**Task to complete**
Tally how many lines of these entries hold the string "Poli". Return the number alone.

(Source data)
[Start]

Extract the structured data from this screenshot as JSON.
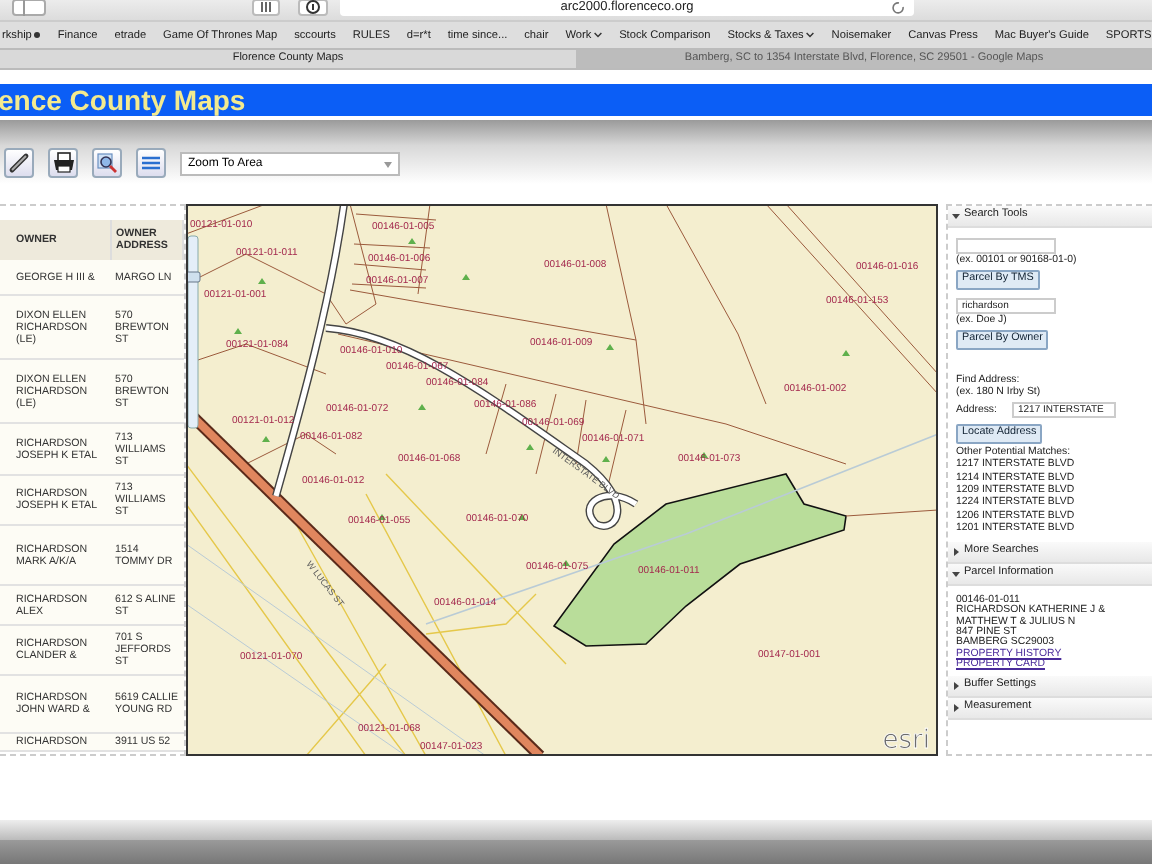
{
  "browser": {
    "address": "arc2000.florenceco.org",
    "bookmarks": [
      {
        "label": "rkship",
        "kind": "marked"
      },
      {
        "label": "Finance",
        "kind": "link"
      },
      {
        "label": "etrade",
        "kind": "link"
      },
      {
        "label": "Game Of Thrones Map",
        "kind": "link"
      },
      {
        "label": "sccourts",
        "kind": "link"
      },
      {
        "label": "RULES",
        "kind": "link"
      },
      {
        "label": "d=r*t",
        "kind": "link"
      },
      {
        "label": "time since...",
        "kind": "link"
      },
      {
        "label": "chair",
        "kind": "link"
      },
      {
        "label": "Work",
        "kind": "menu"
      },
      {
        "label": "Stock Comparison",
        "kind": "link"
      },
      {
        "label": "Stocks & Taxes",
        "kind": "menu"
      },
      {
        "label": "Noisemaker",
        "kind": "link"
      },
      {
        "label": "Canvas Press",
        "kind": "link"
      },
      {
        "label": "Mac Buyer's Guide",
        "kind": "link"
      },
      {
        "label": "SPORTS",
        "kind": "link"
      }
    ],
    "tabs": [
      {
        "label": "Florence County Maps",
        "selected": true
      },
      {
        "label": "Bamberg, SC to 1354 Interstate Blvd, Florence, SC 29501 - Google Maps",
        "selected": false
      }
    ]
  },
  "header": {
    "title": "ence County Maps"
  },
  "toolbar": {
    "select": {
      "value": "Zoom To Area"
    }
  },
  "results_table": {
    "columns": [
      "OWNER",
      "OWNER ADDRESS"
    ],
    "rows": [
      {
        "owner": "GEORGE H III &",
        "address": "MARGO LN"
      },
      {
        "owner": "DIXON ELLEN RICHARDSON (LE)",
        "address": "570 BREWTON ST"
      },
      {
        "owner": "DIXON ELLEN RICHARDSON (LE)",
        "address": "570 BREWTON ST"
      },
      {
        "owner": "RICHARDSON JOSEPH K ETAL",
        "address": "713 WILLIAMS ST"
      },
      {
        "owner": "RICHARDSON JOSEPH K ETAL",
        "address": "713 WILLIAMS ST"
      },
      {
        "owner": "RICHARDSON MARK A/K/A",
        "address": "1514 TOMMY DR"
      },
      {
        "owner": "RICHARDSON ALEX",
        "address": "612 S ALINE ST"
      },
      {
        "owner": "RICHARDSON CLANDER &",
        "address": "701 S JEFFORDS ST"
      },
      {
        "owner": "RICHARDSON JOHN WARD &",
        "address": "5619 CALLIE YOUNG RD"
      },
      {
        "owner": "RICHARDSON",
        "address": "3911 US 52"
      }
    ]
  },
  "map": {
    "zoom_slider": {
      "level": 0.8
    },
    "parcels": [
      "00121-01-010",
      "00146-01-005",
      "00121-01-011",
      "00146-01-006",
      "00146-01-008",
      "00146-01-016",
      "00146-01-007",
      "00121-01-001",
      "00146-01-153",
      "00121-01-084",
      "00146-01-009",
      "00146-01-010",
      "00146-01-067",
      "00146-01-084",
      "00146-01-002",
      "00146-01-072",
      "00146-01-086",
      "00121-01-012",
      "00146-01-069",
      "00146-01-082",
      "00146-01-071",
      "00146-01-068",
      "00146-01-073",
      "00146-01-012",
      "00146-01-055",
      "00146-01-070",
      "00146-01-075",
      "00146-01-011",
      "00146-01-014",
      "00121-01-070",
      "00147-01-001",
      "00121-01-068",
      "00147-01-023"
    ],
    "streets": [
      "W LUCAS ST",
      "INTERSTATE BLVD"
    ],
    "logo": "esri"
  },
  "panels": [
    {
      "kind": "search",
      "title": "Search Tools",
      "expanded": true,
      "tms_example": "(ex. 00101 or 90168-01-0)",
      "tms_button": "Parcel By TMS",
      "owner_value": "richardson",
      "owner_example": "(ex. Doe J)",
      "owner_button": "Parcel By Owner",
      "find_label": "Find Address:",
      "find_example": "(ex. 180 N Irby St)",
      "address_label": "Address:",
      "address_value": "1217 INTERSTATE",
      "locate_button": "Locate Address",
      "matches_label": "Other Potential Matches:",
      "matches": [
        "1217 INTERSTATE BLVD",
        "1214 INTERSTATE BLVD",
        "1209 INTERSTATE BLVD",
        "1224 INTERSTATE BLVD",
        "1206 INTERSTATE BLVD",
        "1201 INTERSTATE BLVD"
      ]
    },
    {
      "kind": "plain",
      "title": "More Searches",
      "expanded": false
    },
    {
      "kind": "parcel",
      "title": "Parcel Information",
      "expanded": true,
      "lines": [
        "00146-01-011",
        "RICHARDSON KATHERINE J &",
        "MATTHEW T & JULIUS N",
        "847 PINE ST",
        "BAMBERG SC29003"
      ],
      "links": [
        "PROPERTY HISTORY",
        "PROPERTY CARD"
      ]
    },
    {
      "kind": "plain",
      "title": "Buffer Settings",
      "expanded": false
    },
    {
      "kind": "plain",
      "title": "Measurement",
      "expanded": false
    }
  ]
}
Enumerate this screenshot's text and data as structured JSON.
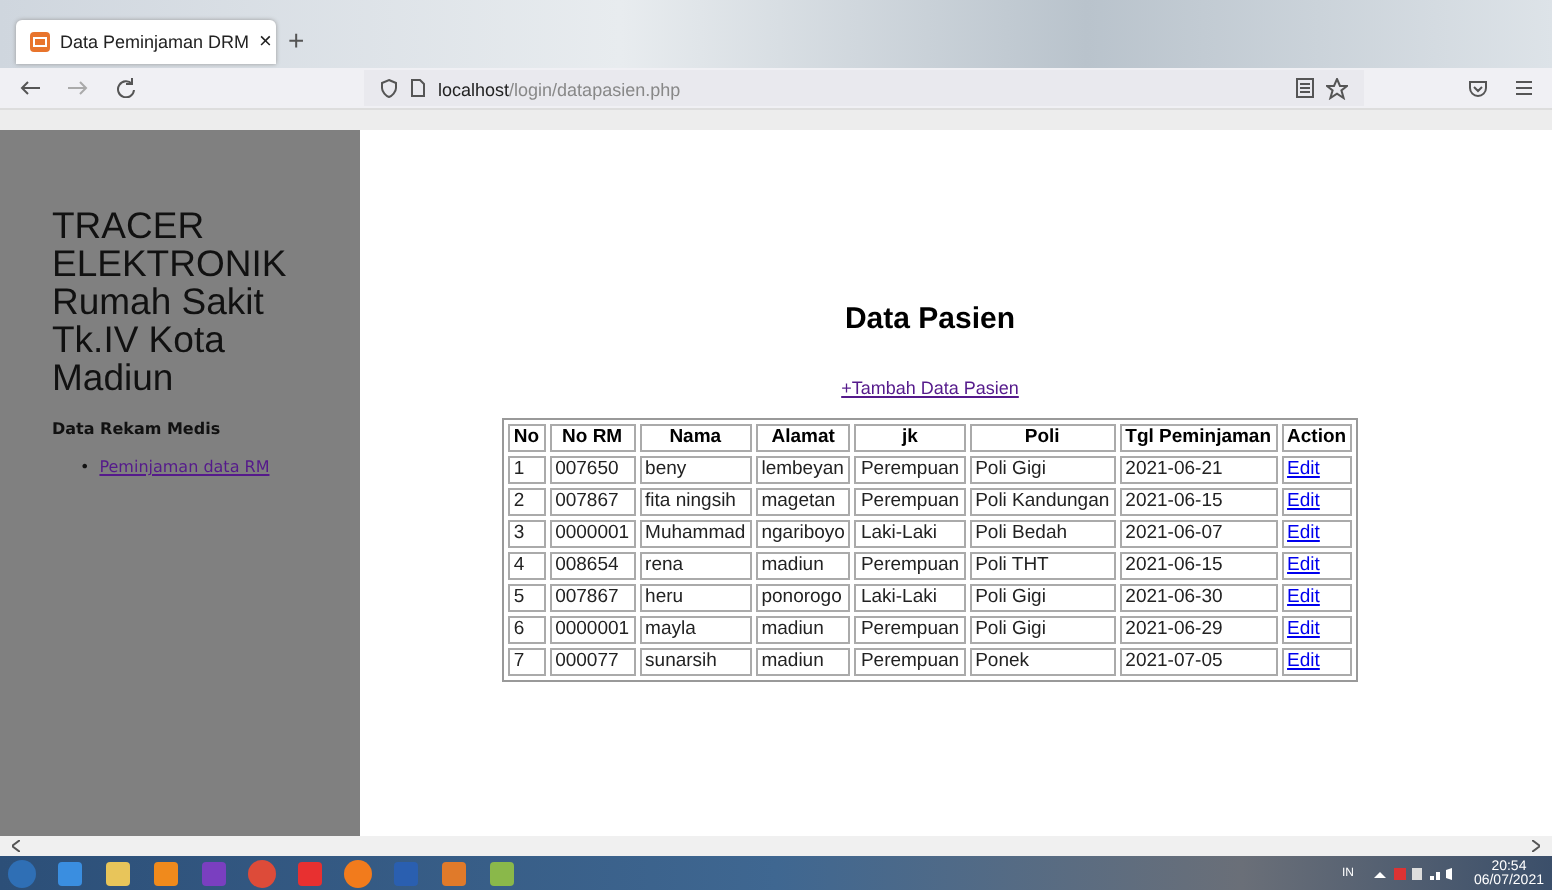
{
  "browser": {
    "tab_title": "Data Peminjaman DRM",
    "tab_close": "×",
    "new_tab": "+",
    "url_host": "localhost",
    "url_path": "/login/datapasien.php"
  },
  "sidebar": {
    "title": "TRACER ELEKTRONIK Rumah Sakit Tk.IV Kota Madiun",
    "section": "Data Rekam Medis",
    "links": [
      {
        "bullet": "•",
        "label": "Peminjaman data RM"
      }
    ]
  },
  "page": {
    "heading": "Data Pasien",
    "add_link": "+Tambah Data Pasien"
  },
  "table": {
    "columns": [
      "No",
      "No RM",
      "Nama",
      "Alamat",
      "jk",
      "Poli",
      "Tgl Peminjaman",
      "Action"
    ],
    "rows": [
      [
        "1",
        "007650",
        "beny",
        "lembeyan",
        "Perempuan",
        "Poli Gigi",
        "2021-06-21",
        "Edit"
      ],
      [
        "2",
        "007867",
        "fita ningsih",
        "magetan",
        "Perempuan",
        "Poli Kandungan",
        "2021-06-15",
        "Edit"
      ],
      [
        "3",
        "0000001",
        "Muhammad",
        "ngariboyo",
        "Laki-Laki",
        "Poli Bedah",
        "2021-06-07",
        "Edit"
      ],
      [
        "4",
        "008654",
        "rena",
        "madiun",
        "Perempuan",
        "Poli THT",
        "2021-06-15",
        "Edit"
      ],
      [
        "5",
        "007867",
        "heru",
        "ponorogo",
        "Laki-Laki",
        "Poli Gigi",
        "2021-06-30",
        "Edit"
      ],
      [
        "6",
        "0000001",
        "mayla",
        "madiun",
        "Perempuan",
        "Poli Gigi",
        "2021-06-29",
        "Edit"
      ],
      [
        "7",
        "000077",
        "sunarsih",
        "madiun",
        "Perempuan",
        "Ponek",
        "2021-07-05",
        "Edit"
      ]
    ]
  },
  "taskbar": {
    "language": "IN",
    "time": "20:54",
    "date": "06/07/2021"
  }
}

[End]

**Task output**
7